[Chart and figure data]

┌──

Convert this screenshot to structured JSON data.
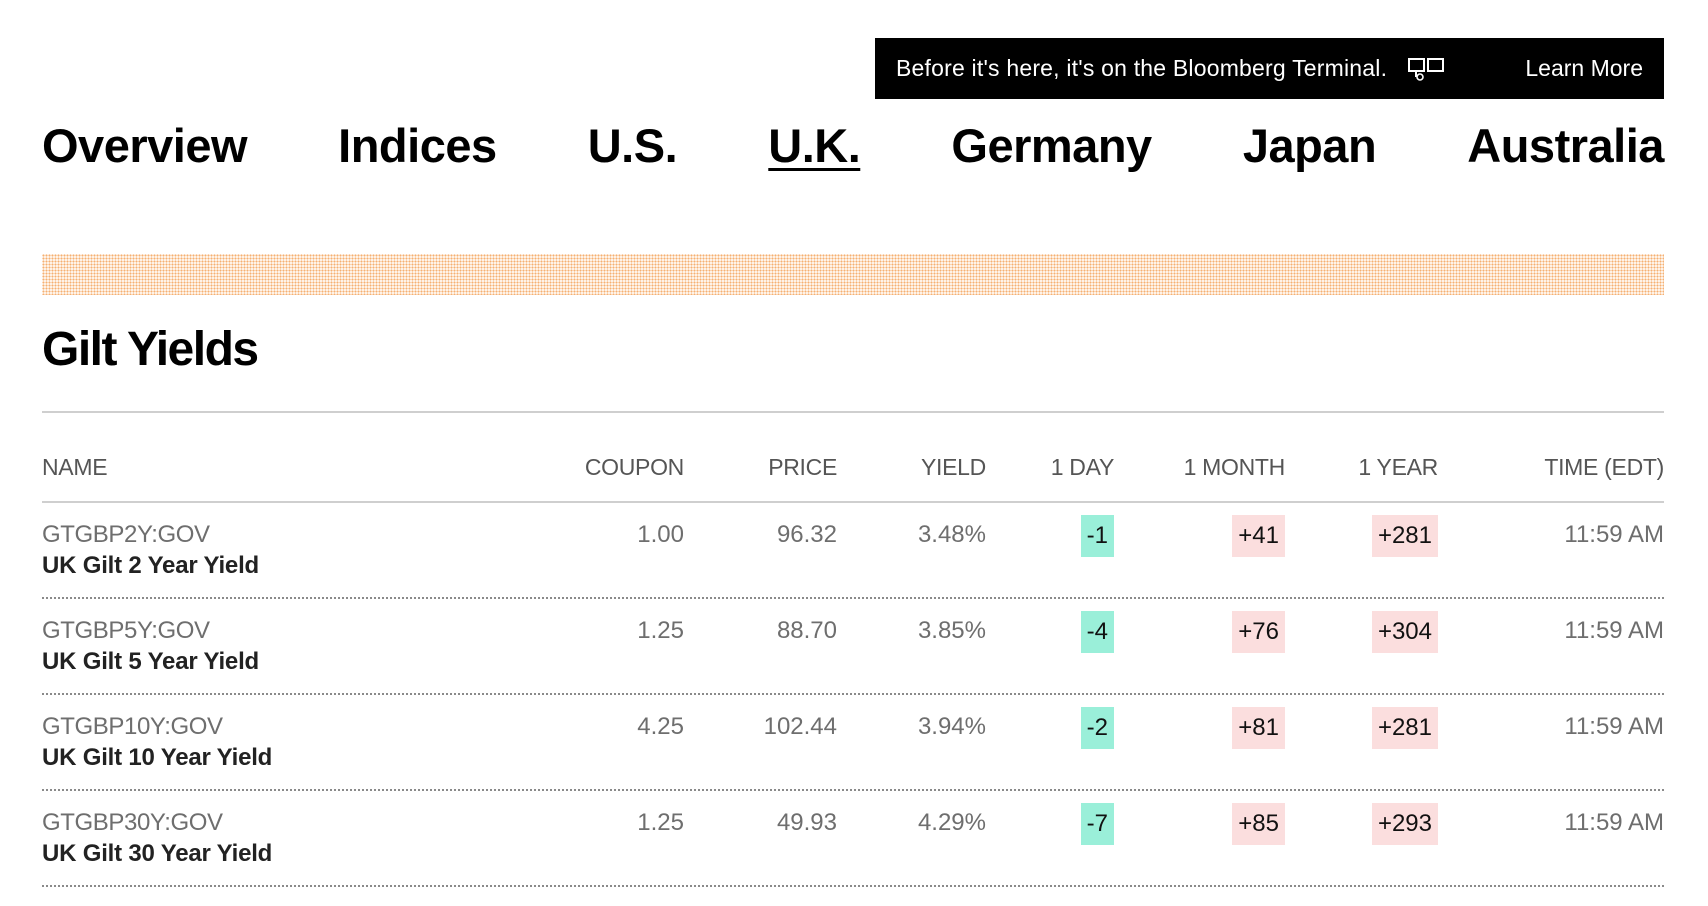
{
  "banner": {
    "text": "Before it's here, it's on the Bloomberg Terminal.",
    "icon": "terminal-icon",
    "link": "Learn More"
  },
  "nav": {
    "items": [
      {
        "label": "Overview"
      },
      {
        "label": "Indices"
      },
      {
        "label": "U.S."
      },
      {
        "label": "U.K.",
        "active": true
      },
      {
        "label": "Germany"
      },
      {
        "label": "Japan"
      },
      {
        "label": "Australia"
      }
    ]
  },
  "section": {
    "title": "Gilt Yields"
  },
  "table": {
    "columns": [
      "NAME",
      "COUPON",
      "PRICE",
      "YIELD",
      "1 DAY",
      "1 MONTH",
      "1 YEAR",
      "TIME (EDT)"
    ],
    "rows": [
      {
        "ticker": "GTGBP2Y:GOV",
        "name": "UK Gilt 2 Year Yield",
        "coupon": "1.00",
        "price": "96.32",
        "yield": "3.48%",
        "day": "-1",
        "month": "+41",
        "year": "+281",
        "time": "11:59 AM"
      },
      {
        "ticker": "GTGBP5Y:GOV",
        "name": "UK Gilt 5 Year Yield",
        "coupon": "1.25",
        "price": "88.70",
        "yield": "3.85%",
        "day": "-4",
        "month": "+76",
        "year": "+304",
        "time": "11:59 AM"
      },
      {
        "ticker": "GTGBP10Y:GOV",
        "name": "UK Gilt 10 Year Yield",
        "coupon": "4.25",
        "price": "102.44",
        "yield": "3.94%",
        "day": "-2",
        "month": "+81",
        "year": "+281",
        "time": "11:59 AM"
      },
      {
        "ticker": "GTGBP30Y:GOV",
        "name": "UK Gilt 30 Year Yield",
        "coupon": "1.25",
        "price": "49.93",
        "yield": "4.29%",
        "day": "-7",
        "month": "+85",
        "year": "+293",
        "time": "11:59 AM"
      }
    ]
  },
  "colors": {
    "negative_change_bg": "#9aefd9",
    "positive_change_bg": "#fbdede",
    "banner_bg": "#000000",
    "dot_strip": "#f5b072"
  }
}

└──

(PROBLEM TO SOLVE):
Exclude the images, then output the data above word for word.

(OUTPUT):
Convert this screenshot to structured JSON data.
{
  "banner": {
    "text": "Before it's here, it's on the Bloomberg Terminal.",
    "icon": "terminal-icon",
    "link": "Learn More"
  },
  "nav": {
    "items": [
      {
        "label": "Overview"
      },
      {
        "label": "Indices"
      },
      {
        "label": "U.S."
      },
      {
        "label": "U.K.",
        "active": true
      },
      {
        "label": "Germany"
      },
      {
        "label": "Japan"
      },
      {
        "label": "Australia"
      }
    ]
  },
  "section": {
    "title": "Gilt Yields"
  },
  "table": {
    "columns": [
      "NAME",
      "COUPON",
      "PRICE",
      "YIELD",
      "1 DAY",
      "1 MONTH",
      "1 YEAR",
      "TIME (EDT)"
    ],
    "rows": [
      {
        "ticker": "GTGBP2Y:GOV",
        "name": "UK Gilt 2 Year Yield",
        "coupon": "1.00",
        "price": "96.32",
        "yield": "3.48%",
        "day": "-1",
        "month": "+41",
        "year": "+281",
        "time": "11:59 AM"
      },
      {
        "ticker": "GTGBP5Y:GOV",
        "name": "UK Gilt 5 Year Yield",
        "coupon": "1.25",
        "price": "88.70",
        "yield": "3.85%",
        "day": "-4",
        "month": "+76",
        "year": "+304",
        "time": "11:59 AM"
      },
      {
        "ticker": "GTGBP10Y:GOV",
        "name": "UK Gilt 10 Year Yield",
        "coupon": "4.25",
        "price": "102.44",
        "yield": "3.94%",
        "day": "-2",
        "month": "+81",
        "year": "+281",
        "time": "11:59 AM"
      },
      {
        "ticker": "GTGBP30Y:GOV",
        "name": "UK Gilt 30 Year Yield",
        "coupon": "1.25",
        "price": "49.93",
        "yield": "4.29%",
        "day": "-7",
        "month": "+85",
        "year": "+293",
        "time": "11:59 AM"
      }
    ]
  },
  "colors": {
    "negative_change_bg": "#9aefd9",
    "positive_change_bg": "#fbdede",
    "banner_bg": "#000000",
    "dot_strip": "#f5b072"
  }
}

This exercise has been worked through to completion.